• _PROBLEM REQUIREMENTS_: Using the listing below, extract each line that has the word "hoặc" in it.

━━━━━ SOURCE RECORDS

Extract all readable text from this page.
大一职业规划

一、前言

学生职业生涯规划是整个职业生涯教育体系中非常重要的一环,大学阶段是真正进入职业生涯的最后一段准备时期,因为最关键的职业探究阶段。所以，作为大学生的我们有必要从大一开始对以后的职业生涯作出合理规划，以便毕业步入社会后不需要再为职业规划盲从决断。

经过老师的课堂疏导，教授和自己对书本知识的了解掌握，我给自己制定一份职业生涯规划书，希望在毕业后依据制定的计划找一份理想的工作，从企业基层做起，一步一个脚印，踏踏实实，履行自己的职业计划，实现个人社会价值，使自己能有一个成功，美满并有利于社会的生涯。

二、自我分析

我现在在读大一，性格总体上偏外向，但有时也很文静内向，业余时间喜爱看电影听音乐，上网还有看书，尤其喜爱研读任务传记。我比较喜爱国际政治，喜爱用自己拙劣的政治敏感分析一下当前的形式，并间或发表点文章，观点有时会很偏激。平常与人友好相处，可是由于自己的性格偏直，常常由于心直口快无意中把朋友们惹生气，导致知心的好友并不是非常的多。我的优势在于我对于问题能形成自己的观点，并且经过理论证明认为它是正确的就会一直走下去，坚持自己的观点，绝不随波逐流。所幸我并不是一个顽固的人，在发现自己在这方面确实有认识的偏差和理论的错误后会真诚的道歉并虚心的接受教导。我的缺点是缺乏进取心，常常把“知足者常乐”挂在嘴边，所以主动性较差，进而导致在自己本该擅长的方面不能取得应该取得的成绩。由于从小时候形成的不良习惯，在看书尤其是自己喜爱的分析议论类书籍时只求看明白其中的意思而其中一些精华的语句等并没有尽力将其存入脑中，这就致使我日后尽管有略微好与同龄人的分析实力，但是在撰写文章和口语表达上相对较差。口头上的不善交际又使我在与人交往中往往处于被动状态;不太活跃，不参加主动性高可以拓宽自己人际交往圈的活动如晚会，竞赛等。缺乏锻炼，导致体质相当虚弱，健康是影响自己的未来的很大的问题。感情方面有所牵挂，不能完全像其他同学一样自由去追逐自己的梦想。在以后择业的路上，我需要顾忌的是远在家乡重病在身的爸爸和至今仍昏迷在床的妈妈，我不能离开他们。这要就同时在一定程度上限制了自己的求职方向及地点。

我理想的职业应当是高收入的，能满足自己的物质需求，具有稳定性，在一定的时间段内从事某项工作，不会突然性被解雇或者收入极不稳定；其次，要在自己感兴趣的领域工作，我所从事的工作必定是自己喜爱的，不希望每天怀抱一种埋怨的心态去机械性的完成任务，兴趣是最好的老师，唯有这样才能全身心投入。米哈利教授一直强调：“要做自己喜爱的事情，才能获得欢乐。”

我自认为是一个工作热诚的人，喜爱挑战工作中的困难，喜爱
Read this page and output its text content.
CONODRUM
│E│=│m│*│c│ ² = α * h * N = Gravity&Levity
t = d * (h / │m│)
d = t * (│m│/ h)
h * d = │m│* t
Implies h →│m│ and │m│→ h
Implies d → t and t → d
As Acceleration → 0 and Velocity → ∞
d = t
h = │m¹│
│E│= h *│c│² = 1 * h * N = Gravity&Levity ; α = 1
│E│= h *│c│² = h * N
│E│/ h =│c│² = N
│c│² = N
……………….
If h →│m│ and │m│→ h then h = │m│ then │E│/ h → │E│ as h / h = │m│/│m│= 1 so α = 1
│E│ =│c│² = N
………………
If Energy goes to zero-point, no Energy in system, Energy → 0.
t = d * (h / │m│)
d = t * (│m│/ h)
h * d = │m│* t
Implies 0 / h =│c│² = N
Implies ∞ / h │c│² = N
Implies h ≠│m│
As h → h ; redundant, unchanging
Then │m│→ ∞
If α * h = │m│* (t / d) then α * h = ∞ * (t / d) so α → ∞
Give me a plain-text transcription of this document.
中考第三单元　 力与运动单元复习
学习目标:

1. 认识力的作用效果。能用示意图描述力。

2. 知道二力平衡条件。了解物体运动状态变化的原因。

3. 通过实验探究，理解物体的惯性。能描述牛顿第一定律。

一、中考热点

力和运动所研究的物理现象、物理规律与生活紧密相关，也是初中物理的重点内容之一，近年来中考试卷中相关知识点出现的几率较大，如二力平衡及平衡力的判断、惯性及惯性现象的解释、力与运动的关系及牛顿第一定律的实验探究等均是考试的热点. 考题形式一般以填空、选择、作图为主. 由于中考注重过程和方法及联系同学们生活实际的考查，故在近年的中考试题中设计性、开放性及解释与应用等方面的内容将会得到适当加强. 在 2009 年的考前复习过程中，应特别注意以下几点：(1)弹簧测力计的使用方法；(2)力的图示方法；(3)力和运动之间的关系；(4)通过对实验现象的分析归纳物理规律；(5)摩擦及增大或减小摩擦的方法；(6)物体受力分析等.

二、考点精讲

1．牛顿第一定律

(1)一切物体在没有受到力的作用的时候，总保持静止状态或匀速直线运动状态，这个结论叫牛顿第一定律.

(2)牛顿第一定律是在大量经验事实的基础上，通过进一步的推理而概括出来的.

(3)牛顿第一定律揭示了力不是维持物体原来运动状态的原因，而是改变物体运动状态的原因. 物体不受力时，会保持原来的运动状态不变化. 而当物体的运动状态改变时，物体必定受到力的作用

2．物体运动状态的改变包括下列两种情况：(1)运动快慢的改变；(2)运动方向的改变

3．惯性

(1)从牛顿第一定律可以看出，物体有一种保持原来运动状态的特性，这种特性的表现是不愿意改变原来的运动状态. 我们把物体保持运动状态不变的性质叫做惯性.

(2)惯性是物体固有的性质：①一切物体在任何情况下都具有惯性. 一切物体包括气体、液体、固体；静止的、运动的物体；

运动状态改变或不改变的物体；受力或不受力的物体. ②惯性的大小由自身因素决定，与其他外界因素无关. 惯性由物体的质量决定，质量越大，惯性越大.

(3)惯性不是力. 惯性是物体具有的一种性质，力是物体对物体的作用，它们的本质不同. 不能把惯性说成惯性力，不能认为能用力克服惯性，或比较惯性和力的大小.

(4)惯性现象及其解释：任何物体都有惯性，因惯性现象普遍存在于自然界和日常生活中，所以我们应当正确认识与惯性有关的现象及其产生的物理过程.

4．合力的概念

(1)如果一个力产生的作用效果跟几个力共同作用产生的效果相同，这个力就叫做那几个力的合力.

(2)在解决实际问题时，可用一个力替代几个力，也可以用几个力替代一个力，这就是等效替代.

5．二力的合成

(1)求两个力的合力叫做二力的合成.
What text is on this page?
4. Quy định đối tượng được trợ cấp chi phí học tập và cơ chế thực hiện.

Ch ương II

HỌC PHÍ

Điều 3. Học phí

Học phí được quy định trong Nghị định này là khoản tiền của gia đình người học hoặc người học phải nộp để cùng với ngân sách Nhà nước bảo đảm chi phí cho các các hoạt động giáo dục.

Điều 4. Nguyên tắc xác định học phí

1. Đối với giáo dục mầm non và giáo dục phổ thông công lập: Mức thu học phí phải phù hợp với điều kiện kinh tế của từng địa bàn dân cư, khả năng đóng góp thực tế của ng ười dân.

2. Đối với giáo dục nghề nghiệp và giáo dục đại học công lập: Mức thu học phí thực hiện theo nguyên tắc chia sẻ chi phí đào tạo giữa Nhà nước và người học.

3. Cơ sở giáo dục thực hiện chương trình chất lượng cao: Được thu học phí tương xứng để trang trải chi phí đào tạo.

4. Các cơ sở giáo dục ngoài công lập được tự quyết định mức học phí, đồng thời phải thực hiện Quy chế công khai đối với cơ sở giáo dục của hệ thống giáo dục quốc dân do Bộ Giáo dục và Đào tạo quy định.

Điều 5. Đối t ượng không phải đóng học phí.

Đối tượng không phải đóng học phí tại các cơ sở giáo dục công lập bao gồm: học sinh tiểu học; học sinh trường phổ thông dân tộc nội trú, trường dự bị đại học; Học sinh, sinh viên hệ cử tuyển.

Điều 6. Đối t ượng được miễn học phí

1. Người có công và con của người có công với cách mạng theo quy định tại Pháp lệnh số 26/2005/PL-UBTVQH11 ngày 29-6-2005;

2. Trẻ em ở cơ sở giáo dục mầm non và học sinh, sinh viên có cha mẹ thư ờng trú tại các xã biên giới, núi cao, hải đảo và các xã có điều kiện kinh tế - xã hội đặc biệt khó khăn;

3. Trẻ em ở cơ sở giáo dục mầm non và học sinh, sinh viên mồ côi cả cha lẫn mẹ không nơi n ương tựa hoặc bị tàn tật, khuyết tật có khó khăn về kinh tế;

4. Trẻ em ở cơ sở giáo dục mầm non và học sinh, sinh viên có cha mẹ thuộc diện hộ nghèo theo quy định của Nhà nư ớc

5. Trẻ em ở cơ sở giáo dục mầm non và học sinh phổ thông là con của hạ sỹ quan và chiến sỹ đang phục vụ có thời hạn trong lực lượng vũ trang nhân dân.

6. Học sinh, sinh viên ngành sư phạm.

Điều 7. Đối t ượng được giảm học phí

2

━━━━━━━━━━

• _RESULT OF THIS TASK_:
Học phí được quy định trong Nghị định này là khoản tiền của gia đình người học hoặc người học phải nộp để cùng với ngân sách Nhà nước bảo đảm chi phí cho các các hoạt động giáo dục.
3. Trẻ em ở cơ sở giáo dục mầm non và học sinh, sinh viên mồ côi cả cha lẫn mẹ không nơi n ương tựa hoặc bị tàn tật, khuyết tật có khó khăn về kinh tế;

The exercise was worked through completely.